EXERCISE REQUIREMENTS: Exclude all pictures, then copy each of the records exactly as written.

MATERIAL FOR THE TASK:
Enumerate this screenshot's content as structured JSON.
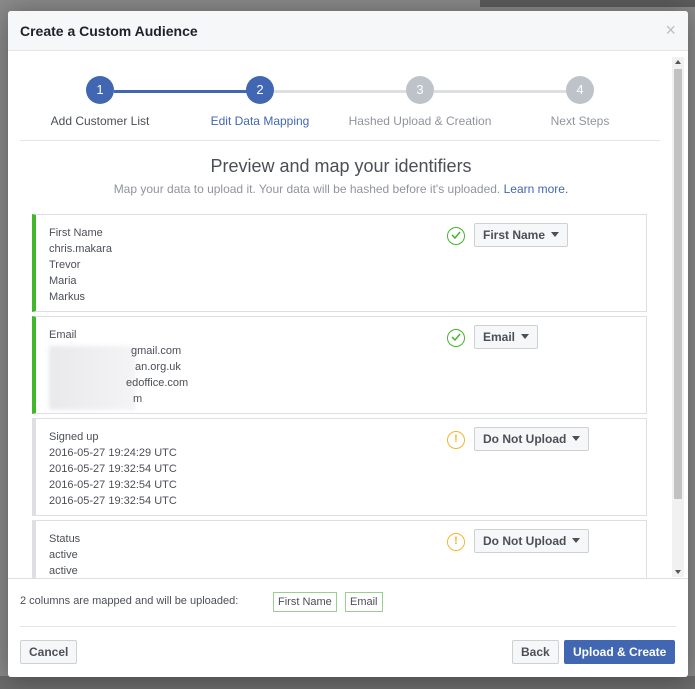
{
  "modal": {
    "title": "Create a Custom Audience",
    "close_glyph": "×"
  },
  "stepper": {
    "steps": [
      {
        "number": "1",
        "label": "Add Customer List",
        "state": "done"
      },
      {
        "number": "2",
        "label": "Edit Data Mapping",
        "state": "active"
      },
      {
        "number": "3",
        "label": "Hashed Upload & Creation",
        "state": "pending"
      },
      {
        "number": "4",
        "label": "Next Steps",
        "state": "pending"
      }
    ]
  },
  "preview": {
    "heading": "Preview and map your identifiers",
    "subheading": "Map your data to upload it. Your data will be hashed before it's uploaded.",
    "learn_more": "Learn more."
  },
  "columns": [
    {
      "header": "First Name",
      "values": [
        "chris.makara",
        "Trevor",
        "Maria",
        "Markus"
      ],
      "mapping": "First Name",
      "status": "mapped",
      "status_icon": "check-icon"
    },
    {
      "header": "Email",
      "values": [
        "gmail.com",
        "an.org.uk",
        "edoffice.com",
        "m"
      ],
      "mapping": "Email",
      "status": "mapped",
      "status_icon": "check-icon"
    },
    {
      "header": "Signed up",
      "values": [
        "2016-05-27 19:24:29 UTC",
        "2016-05-27 19:32:54 UTC",
        "2016-05-27 19:32:54 UTC",
        "2016-05-27 19:32:54 UTC"
      ],
      "mapping": "Do Not Upload",
      "status": "unmapped",
      "status_icon": "warning-icon"
    },
    {
      "header": "Status",
      "values": [
        "active",
        "active"
      ],
      "mapping": "Do Not Upload",
      "status": "unmapped",
      "status_icon": "warning-icon"
    }
  ],
  "summary": {
    "text": "2 columns are mapped and will be uploaded:",
    "tags": [
      "First Name",
      "Email"
    ]
  },
  "buttons": {
    "cancel": "Cancel",
    "back": "Back",
    "upload": "Upload & Create"
  },
  "colors": {
    "primary": "#4267b2",
    "mapped": "#42b72a",
    "warning": "#f5b533",
    "pending": "#bec3c9"
  }
}
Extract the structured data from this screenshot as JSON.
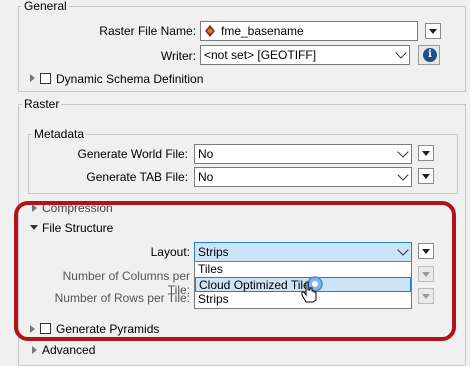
{
  "general": {
    "title": "General",
    "raster_file_name_label": "Raster File Name:",
    "raster_file_name_value": "fme_basename",
    "writer_label": "Writer:",
    "writer_value": "<not set> [GEOTIFF]",
    "info_glyph": "i",
    "dynamic_schema_label": "Dynamic Schema Definition",
    "dynamic_schema_checked": false
  },
  "raster": {
    "title": "Raster",
    "metadata": {
      "title": "Metadata",
      "world_file_label": "Generate World File:",
      "world_file_value": "No",
      "tab_file_label": "Generate TAB File:",
      "tab_file_value": "No"
    },
    "compression_label": "Compression",
    "file_structure": {
      "title": "File Structure",
      "layout_label": "Layout:",
      "layout_value": "Strips",
      "layout_options": [
        "Tiles",
        "Cloud Optimized Tiles",
        "Strips"
      ],
      "hovered_option": "Cloud Optimized Tiles",
      "columns_label": "Number of Columns per Tile:",
      "rows_label": "Number of Rows per Tile:"
    },
    "generate_pyramids_label": "Generate Pyramids",
    "generate_pyramids_checked": false,
    "advanced_label": "Advanced"
  },
  "colors": {
    "annotation_ring": "#b3121a",
    "selection_blue": "#2a7bd5",
    "info_blue": "#1f4e8c"
  }
}
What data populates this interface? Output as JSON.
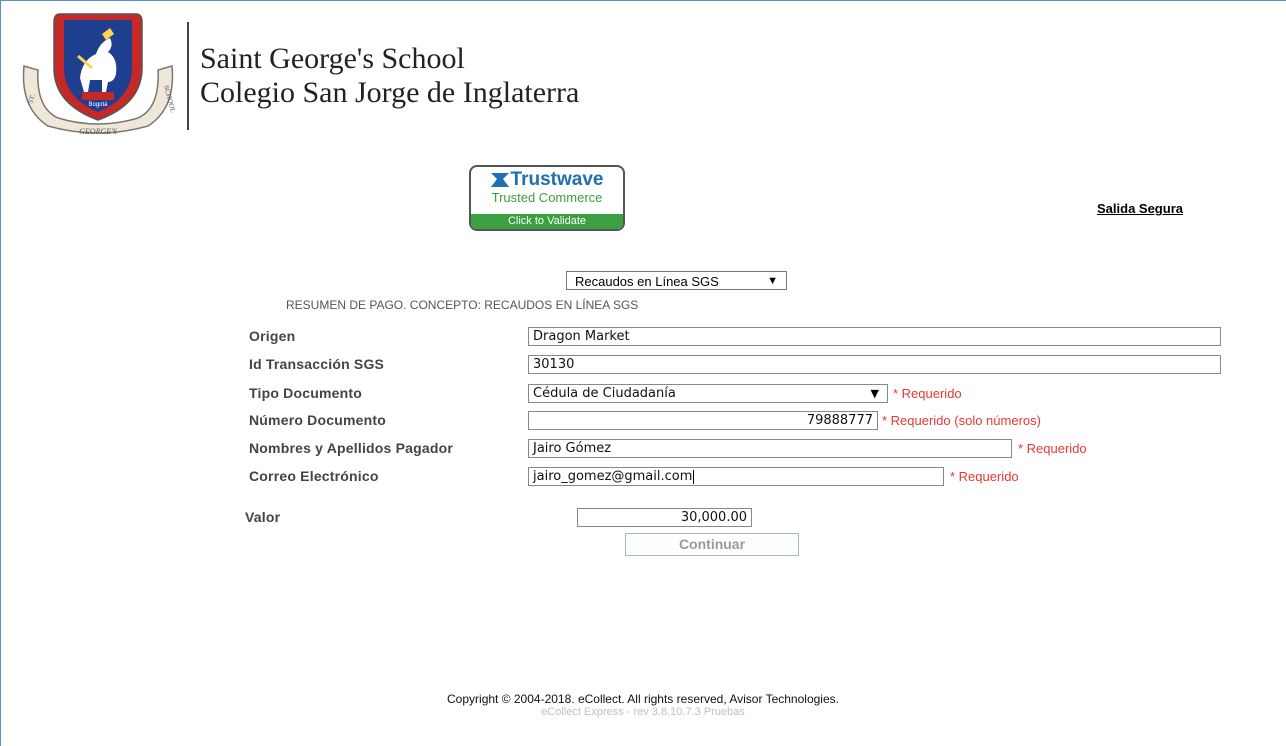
{
  "header": {
    "school_name_en": "Saint George's School",
    "school_name_es": "Colegio San Jorge de Inglaterra",
    "logo_text": "ST. GEORGE'S SCHOOL",
    "logo_city": "Bogotá"
  },
  "badge": {
    "brand": "Trustwave",
    "line1": "Trusted Commerce",
    "line2": "Click to Validate",
    "brand_color": "#1f6fb2",
    "green": "#3ba03f"
  },
  "nav": {
    "logout_label": "Salida Segura"
  },
  "concept": {
    "selected": "Recaudos en Línea SGS"
  },
  "summary": {
    "text": "RESUMEN DE PAGO. CONCEPTO: RECAUDOS EN LÍNEA SGS"
  },
  "form": {
    "origen": {
      "label": "Origen",
      "value": "Dragon Market"
    },
    "id_transaccion": {
      "label": "Id Transacción SGS",
      "value": "30130"
    },
    "tipo_documento": {
      "label": "Tipo Documento",
      "value": "Cédula de Ciudadanía",
      "required": "* Requerido"
    },
    "numero_documento": {
      "label": "Número Documento",
      "value": "79888777",
      "required": "* Requerido (solo números)"
    },
    "nombres": {
      "label": "Nombres y Apellidos Pagador",
      "value": "Jairo Gómez",
      "required": "* Requerido"
    },
    "correo": {
      "label": "Correo Electrónico",
      "value": "jairo_gomez@gmail.com",
      "required": "* Requerido"
    },
    "valor": {
      "label": "Valor",
      "value": "30,000.00"
    },
    "submit_label": "Continuar"
  },
  "footer": {
    "copyright": "Copyright © 2004-2018. eCollect. All rights reserved, Avisor Technologies.",
    "version": "eCollect Express - rev 3.8.10.7.3 Pruebas"
  },
  "colors": {
    "required": "#e53935",
    "frame": "#5b8ccc"
  }
}
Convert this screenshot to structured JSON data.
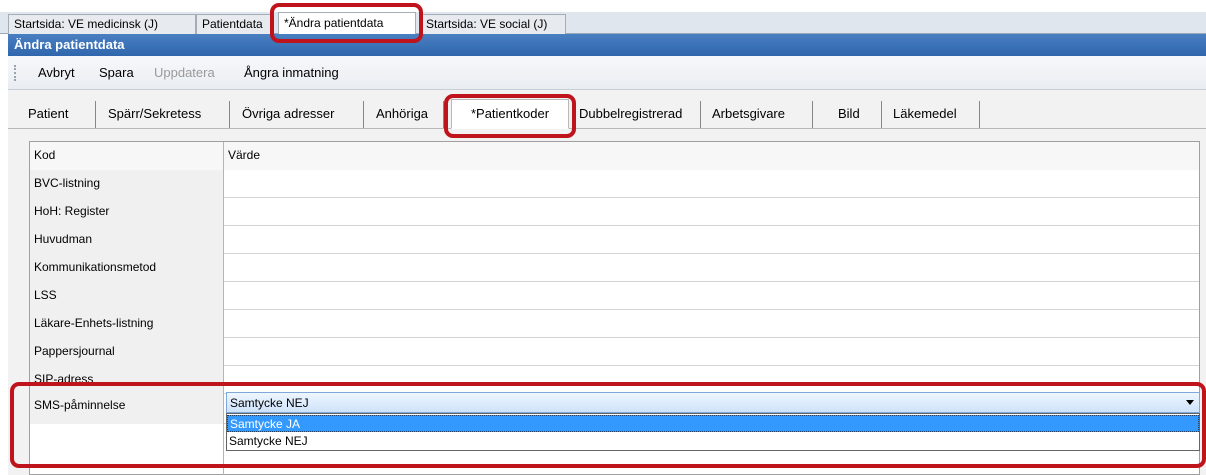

SOLUTION FOR THIS EXERCISE:
Enumerate this screenshot's content as structured JSON.
{
  "modal": {
    "title": "Create a Custom Audience",
    "close_glyph": "×"
  },
  "stepper": {
    "steps": [
      {
        "number": "1",
        "label": "Add Customer List",
        "state": "done"
      },
      {
        "number": "2",
        "label": "Edit Data Mapping",
        "state": "active"
      },
      {
        "number": "3",
        "label": "Hashed Upload & Creation",
        "state": "pending"
      },
      {
        "number": "4",
        "label": "Next Steps",
        "state": "pending"
      }
    ]
  },
  "preview": {
    "heading": "Preview and map your identifiers",
    "subheading": "Map your data to upload it. Your data will be hashed before it's uploaded.",
    "learn_more": "Learn more."
  },
  "columns": [
    {
      "header": "First Name",
      "values": [
        "chris.makara",
        "Trevor",
        "Maria",
        "Markus"
      ],
      "mapping": "First Name",
      "status": "mapped",
      "status_icon": "check-icon"
    },
    {
      "header": "Email",
      "values": [
        "gmail.com",
        "an.org.uk",
        "edoffice.com",
        "m"
      ],
      "mapping": "Email",
      "status": "mapped",
      "status_icon": "check-icon"
    },
    {
      "header": "Signed up",
      "values": [
        "2016-05-27 19:24:29 UTC",
        "2016-05-27 19:32:54 UTC",
        "2016-05-27 19:32:54 UTC",
        "2016-05-27 19:32:54 UTC"
      ],
      "mapping": "Do Not Upload",
      "status": "unmapped",
      "status_icon": "warning-icon"
    },
    {
      "header": "Status",
      "values": [
        "active",
        "active"
      ],
      "mapping": "Do Not Upload",
      "status": "unmapped",
      "status_icon": "warning-icon"
    }
  ],
  "summary": {
    "text": "2 columns are mapped and will be uploaded:",
    "tags": [
      "First Name",
      "Email"
    ]
  },
  "buttons": {
    "cancel": "Cancel",
    "back": "Back",
    "upload": "Upload & Create"
  },
  "colors": {
    "primary": "#4267b2",
    "mapped": "#42b72a",
    "warning": "#f5b533",
    "pending": "#bec3c9"
  }
}
Extract the structured data from this screenshot as JSON.
{
  "general": {
    "title": "General",
    "raster_file_name_label": "Raster File Name:",
    "raster_file_name_value": "fme_basename",
    "writer_label": "Writer:",
    "writer_value": "<not set> [GEOTIFF]",
    "info_glyph": "i",
    "dynamic_schema_label": "Dynamic Schema Definition",
    "dynamic_schema_checked": false
  },
  "raster": {
    "title": "Raster",
    "metadata": {
      "title": "Metadata",
      "world_file_label": "Generate World File:",
      "world_file_value": "No",
      "tab_file_label": "Generate TAB File:",
      "tab_file_value": "No"
    },
    "compression_label": "Compression",
    "file_structure": {
      "title": "File Structure",
      "layout_label": "Layout:",
      "layout_value": "Strips",
      "layout_options": [
        "Tiles",
        "Cloud Optimized Tiles",
        "Strips"
      ],
      "hovered_option": "Cloud Optimized Tiles",
      "columns_label": "Number of Columns per Tile:",
      "rows_label": "Number of Rows per Tile:"
    },
    "generate_pyramids_label": "Generate Pyramids",
    "generate_pyramids_checked": false,
    "advanced_label": "Advanced"
  },
  "colors": {
    "annotation_ring": "#b3121a",
    "selection_blue": "#2a7bd5",
    "info_blue": "#1f4e8c"
  }
}
What data populates this interface? Output as JSON.
{
  "header": {
    "school_name_en": "Saint George's School",
    "school_name_es": "Colegio San Jorge de Inglaterra",
    "logo_text": "ST. GEORGE'S SCHOOL",
    "logo_city": "Bogotá"
  },
  "badge": {
    "brand": "Trustwave",
    "line1": "Trusted Commerce",
    "line2": "Click to Validate",
    "brand_color": "#1f6fb2",
    "green": "#3ba03f"
  },
  "nav": {
    "logout_label": "Salida Segura"
  },
  "concept": {
    "selected": "Recaudos en Línea SGS"
  },
  "summary": {
    "text": "RESUMEN DE PAGO. CONCEPTO: RECAUDOS EN LÍNEA SGS"
  },
  "form": {
    "origen": {
      "label": "Origen",
      "value": "Dragon Market"
    },
    "id_transaccion": {
      "label": "Id Transacción SGS",
      "value": "30130"
    },
    "tipo_documento": {
      "label": "Tipo Documento",
      "value": "Cédula de Ciudadanía",
      "required": "* Requerido"
    },
    "numero_documento": {
      "label": "Número Documento",
      "value": "79888777",
      "required": "* Requerido (solo números)"
    },
    "nombres": {
      "label": "Nombres y Apellidos Pagador",
      "value": "Jairo Gómez",
      "required": "* Requerido"
    },
    "correo": {
      "label": "Correo Electrónico",
      "value": "jairo_gomez@gmail.com",
      "required": "* Requerido"
    },
    "valor": {
      "label": "Valor",
      "value": "30,000.00"
    },
    "submit_label": "Continuar"
  },
  "footer": {
    "copyright": "Copyright © 2004-2018. eCollect. All rights reserved, Avisor Technologies.",
    "version": "eCollect Express - rev 3.8.10.7.3 Pruebas"
  },
  "colors": {
    "required": "#e53935",
    "frame": "#5b8ccc"
  }
}
Convert this screenshot to structured JSON data.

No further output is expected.